(Saved entries)
--- BEGIN ---

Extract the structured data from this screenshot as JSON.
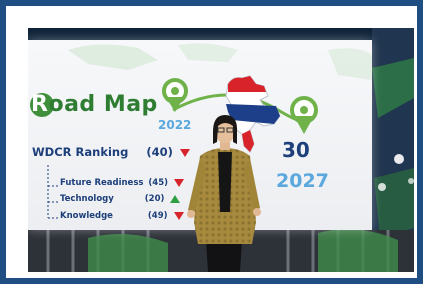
{
  "slide": {
    "title": "Road Map",
    "title_rest": "oad Map",
    "title_initial": "R",
    "ranking_label": "WDCR Ranking",
    "ranking_value": "(40)",
    "sub_items": [
      {
        "label": "Future Readiness",
        "value": "(45)",
        "trend": "down"
      },
      {
        "label": "Technology",
        "value": "(20)",
        "trend": "up"
      },
      {
        "label": "Knowledge",
        "value": "(49)",
        "trend": "down"
      }
    ],
    "year_start": "2022",
    "target_value": "30",
    "year_end": "2027"
  },
  "colors": {
    "road_green": "#2f7d33",
    "navy": "#1d3f7a",
    "down_red": "#d8232a",
    "up_green": "#2e9e44",
    "year_blue": "#5aa8dd"
  }
}
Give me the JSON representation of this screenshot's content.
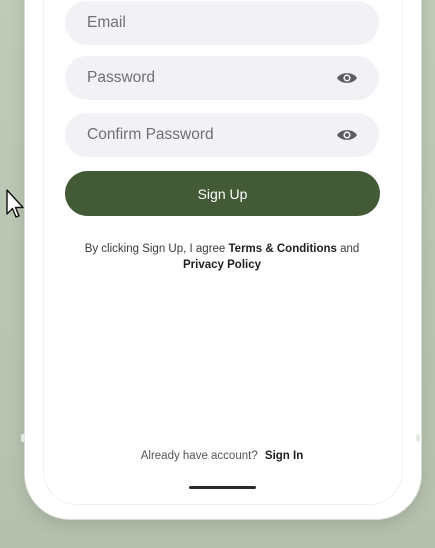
{
  "form": {
    "email_placeholder": "Email",
    "password_placeholder": "Password",
    "confirm_password_placeholder": "Confirm Password",
    "signup_label": "Sign Up"
  },
  "terms": {
    "prefix": "By clicking Sign Up, I agree ",
    "terms_link": "Terms & Conditions",
    "middle": " and",
    "privacy_link": "Privacy Policy"
  },
  "footer": {
    "prompt": "Already have account?",
    "signin_label": "Sign In"
  },
  "colors": {
    "accent": "#435a36",
    "input_bg": "#f2f2f6",
    "backdrop": "#bcc7b5"
  },
  "icons": {
    "password_toggle": "eye-icon",
    "confirm_toggle": "eye-icon",
    "cursor": "mouse-pointer-icon"
  }
}
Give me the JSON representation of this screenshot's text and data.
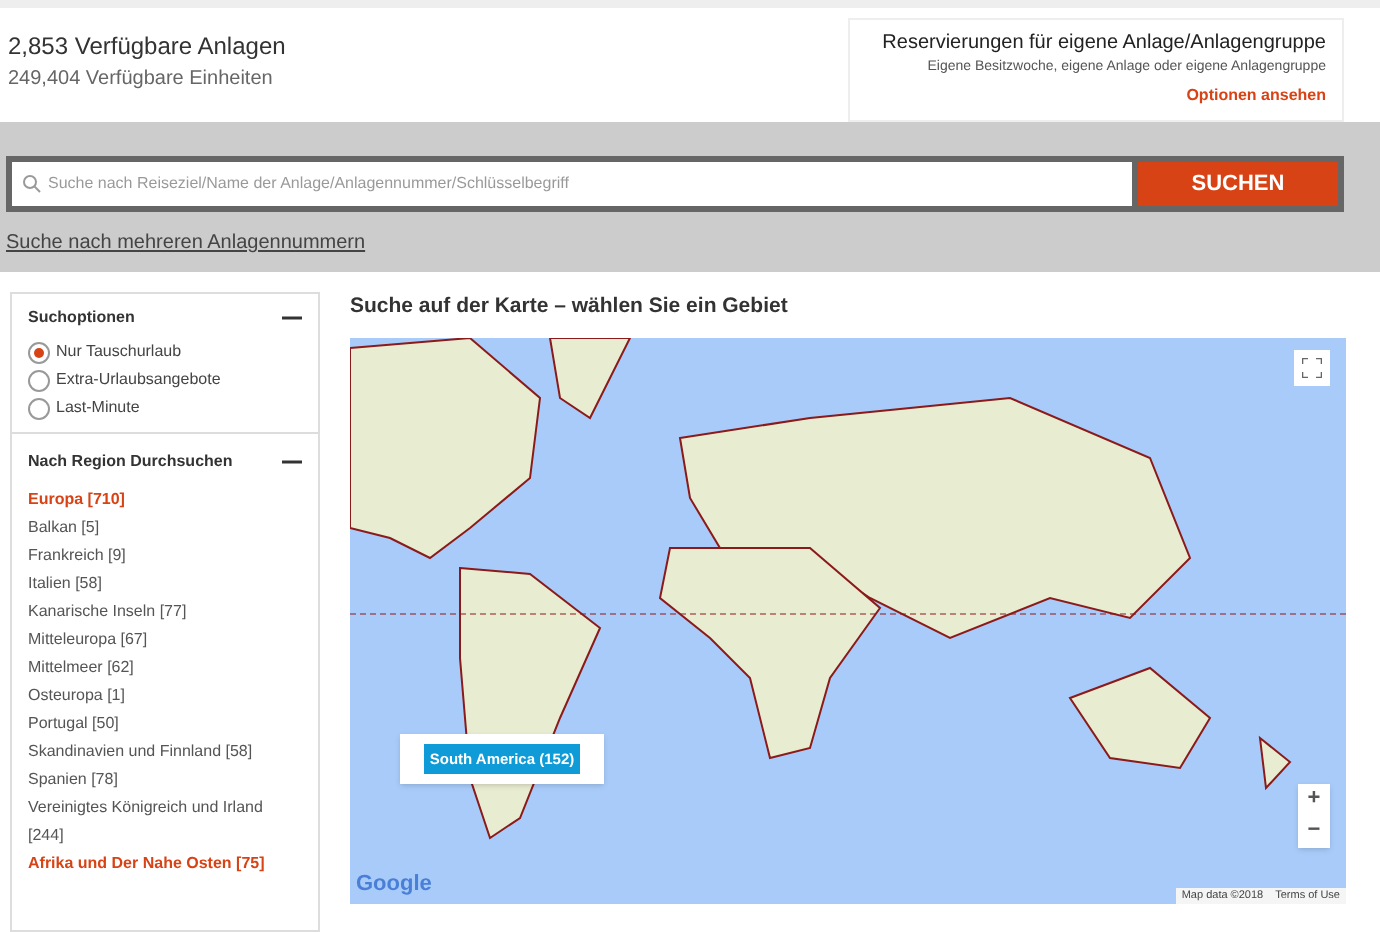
{
  "summary": {
    "title": "2,853 Verfügbare Anlagen",
    "subtitle": "249,404 Verfügbare Einheiten"
  },
  "reservation": {
    "title": "Reservierungen für eigene Anlage/Anlagengruppe",
    "subtitle": "Eigene Besitzwoche, eigene Anlage oder eigene Anlagengruppe",
    "link": "Optionen ansehen"
  },
  "search": {
    "placeholder": "Suche nach Reiseziel/Name der Anlage/Anlagennummer/Schlüsselbegriff",
    "button": "SUCHEN",
    "multi_link": "Suche nach mehreren Anlagennummern"
  },
  "search_options": {
    "title": "Suchoptionen",
    "expanded": true,
    "options": [
      {
        "label": "Nur Tauschurlaub",
        "selected": true
      },
      {
        "label": "Extra-Urlaubsangebote",
        "selected": false
      },
      {
        "label": "Last-Minute",
        "selected": false
      }
    ]
  },
  "regions": {
    "title": "Nach Region Durchsuchen",
    "expanded": true,
    "items": [
      {
        "kind": "group",
        "label": "Europa [710]"
      },
      {
        "kind": "item",
        "label": "Balkan [5]"
      },
      {
        "kind": "item",
        "label": "Frankreich [9]"
      },
      {
        "kind": "item",
        "label": "Italien [58]"
      },
      {
        "kind": "item",
        "label": "Kanarische Inseln [77]"
      },
      {
        "kind": "item",
        "label": "Mitteleuropa [67]"
      },
      {
        "kind": "item",
        "label": "Mittelmeer [62]"
      },
      {
        "kind": "item",
        "label": "Osteuropa [1]"
      },
      {
        "kind": "item",
        "label": "Portugal [50]"
      },
      {
        "kind": "item",
        "label": "Skandinavien und Finnland [58]"
      },
      {
        "kind": "item",
        "label": "Spanien [78]"
      },
      {
        "kind": "item",
        "label": "Vereinigtes Königreich und Irland [244]"
      },
      {
        "kind": "group",
        "label": "Afrika und Der Nahe Osten [75]"
      }
    ]
  },
  "map": {
    "title": "Suche auf der Karte – wählen Sie ein Gebiet",
    "popup": "South America (152)",
    "logo": "Google",
    "attribution": "Map data ©2018",
    "terms": "Terms of Use",
    "zoom_in": "+",
    "zoom_out": "−"
  }
}
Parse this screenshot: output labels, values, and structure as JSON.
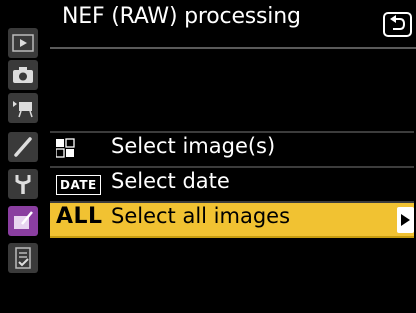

--- END ---

*STATED TASK:*
Your copy should repeat each entry above exactly but contain no pictures.

*FINISHED EXERCISE:*
Extract the structured data from this screenshot as JSON.
{
  "slide": {
    "title": "Road Map",
    "title_rest": "oad Map",
    "title_initial": "R",
    "ranking_label": "WDCR Ranking",
    "ranking_value": "(40)",
    "sub_items": [
      {
        "label": "Future Readiness",
        "value": "(45)",
        "trend": "down"
      },
      {
        "label": "Technology",
        "value": "(20)",
        "trend": "up"
      },
      {
        "label": "Knowledge",
        "value": "(49)",
        "trend": "down"
      }
    ],
    "year_start": "2022",
    "target_value": "30",
    "year_end": "2027"
  },
  "colors": {
    "road_green": "#2f7d33",
    "navy": "#1d3f7a",
    "down_red": "#d8232a",
    "up_green": "#2e9e44",
    "year_blue": "#5aa8dd"
  }
}
Give me the JSON representation of this screenshot's content.
{
  "form": {
    "email_placeholder": "Email",
    "password_placeholder": "Password",
    "confirm_password_placeholder": "Confirm Password",
    "signup_label": "Sign Up"
  },
  "terms": {
    "prefix": "By clicking Sign Up, I agree ",
    "terms_link": "Terms & Conditions",
    "middle": " and",
    "privacy_link": "Privacy Policy"
  },
  "footer": {
    "prompt": "Already have account?",
    "signin_label": "Sign In"
  },
  "colors": {
    "accent": "#435a36",
    "input_bg": "#f2f2f6",
    "backdrop": "#bcc7b5"
  },
  "icons": {
    "password_toggle": "eye-icon",
    "confirm_toggle": "eye-icon",
    "cursor": "mouse-pointer-icon"
  }
}
Give me the JSON representation of this screenshot's text and data.
{
  "summary": {
    "title": "2,853 Verfügbare Anlagen",
    "subtitle": "249,404 Verfügbare Einheiten"
  },
  "reservation": {
    "title": "Reservierungen für eigene Anlage/Anlagengruppe",
    "subtitle": "Eigene Besitzwoche, eigene Anlage oder eigene Anlagengruppe",
    "link": "Optionen ansehen"
  },
  "search": {
    "placeholder": "Suche nach Reiseziel/Name der Anlage/Anlagennummer/Schlüsselbegriff",
    "button": "SUCHEN",
    "multi_link": "Suche nach mehreren Anlagennummern"
  },
  "search_options": {
    "title": "Suchoptionen",
    "expanded": true,
    "options": [
      {
        "label": "Nur Tauschurlaub",
        "selected": true
      },
      {
        "label": "Extra-Urlaubsangebote",
        "selected": false
      },
      {
        "label": "Last-Minute",
        "selected": false
      }
    ]
  },
  "regions": {
    "title": "Nach Region Durchsuchen",
    "expanded": true,
    "items": [
      {
        "kind": "group",
        "label": "Europa [710]"
      },
      {
        "kind": "item",
        "label": "Balkan [5]"
      },
      {
        "kind": "item",
        "label": "Frankreich [9]"
      },
      {
        "kind": "item",
        "label": "Italien [58]"
      },
      {
        "kind": "item",
        "label": "Kanarische Inseln [77]"
      },
      {
        "kind": "item",
        "label": "Mitteleuropa [67]"
      },
      {
        "kind": "item",
        "label": "Mittelmeer [62]"
      },
      {
        "kind": "item",
        "label": "Osteuropa [1]"
      },
      {
        "kind": "item",
        "label": "Portugal [50]"
      },
      {
        "kind": "item",
        "label": "Skandinavien und Finnland [58]"
      },
      {
        "kind": "item",
        "label": "Spanien [78]"
      },
      {
        "kind": "item",
        "label": "Vereinigtes Königreich und Irland [244]"
      },
      {
        "kind": "group",
        "label": "Afrika und Der Nahe Osten [75]"
      }
    ]
  },
  "map": {
    "title": "Suche auf der Karte – wählen Sie ein Gebiet",
    "popup": "South America (152)",
    "logo": "Google",
    "attribution": "Map data ©2018",
    "terms": "Terms of Use",
    "zoom_in": "+",
    "zoom_out": "−"
  }
}
Parse this screenshot: output labels, values, and structure as JSON.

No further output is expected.